• [Exercise]: Will you transcribe the entries that follow, exactly and in full?

• [Record excerpts]:
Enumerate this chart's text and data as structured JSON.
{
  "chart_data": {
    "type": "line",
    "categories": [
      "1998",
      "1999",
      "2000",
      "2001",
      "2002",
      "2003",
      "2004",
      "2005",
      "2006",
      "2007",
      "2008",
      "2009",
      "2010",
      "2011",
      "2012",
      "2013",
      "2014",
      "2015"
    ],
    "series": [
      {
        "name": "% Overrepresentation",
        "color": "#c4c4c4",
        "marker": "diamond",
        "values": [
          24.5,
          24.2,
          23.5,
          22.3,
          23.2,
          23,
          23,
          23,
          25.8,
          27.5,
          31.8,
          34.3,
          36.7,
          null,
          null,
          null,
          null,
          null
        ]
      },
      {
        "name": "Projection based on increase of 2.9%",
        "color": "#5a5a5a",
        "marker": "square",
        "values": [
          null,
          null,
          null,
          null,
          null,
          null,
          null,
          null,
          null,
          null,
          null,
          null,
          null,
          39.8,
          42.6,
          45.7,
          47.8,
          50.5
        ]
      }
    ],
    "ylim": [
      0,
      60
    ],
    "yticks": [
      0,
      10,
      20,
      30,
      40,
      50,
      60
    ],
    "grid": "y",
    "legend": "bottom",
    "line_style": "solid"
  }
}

• [Solution]:
Enumerate this chart's text and data as structured JSON.
{
  "chart_data": {
    "type": "line",
    "categories": [
      "1998",
      "1999",
      "2000",
      "2001",
      "2002",
      "2003",
      "2004",
      "2005",
      "2006",
      "2007",
      "2008",
      "2009",
      "2010",
      "2011",
      "2012",
      "2013",
      "2014",
      "2015"
    ],
    "series": [
      {
        "name": "% Overrepresentation",
        "color": "#c4c4c4",
        "marker": "diamond",
        "values": [
          24.5,
          24.2,
          23.5,
          22.3,
          23.2,
          23,
          23,
          23,
          25.8,
          27.5,
          31.8,
          34.3,
          36.7,
          null,
          null,
          null,
          null,
          null
        ]
      },
      {
        "name": "Projection based on increase of 2.9%",
        "color": "#5a5a5a",
        "marker": "square",
        "values": [
          null,
          null,
          null,
          null,
          null,
          null,
          null,
          null,
          null,
          null,
          null,
          null,
          null,
          39.8,
          42.6,
          45.7,
          47.8,
          50.5
        ]
      }
    ],
    "ylim": [
      0,
      60
    ],
    "yticks": [
      0,
      10,
      20,
      30,
      40,
      50,
      60
    ],
    "grid": "y",
    "legend": "bottom",
    "line_style": "solid"
  }
}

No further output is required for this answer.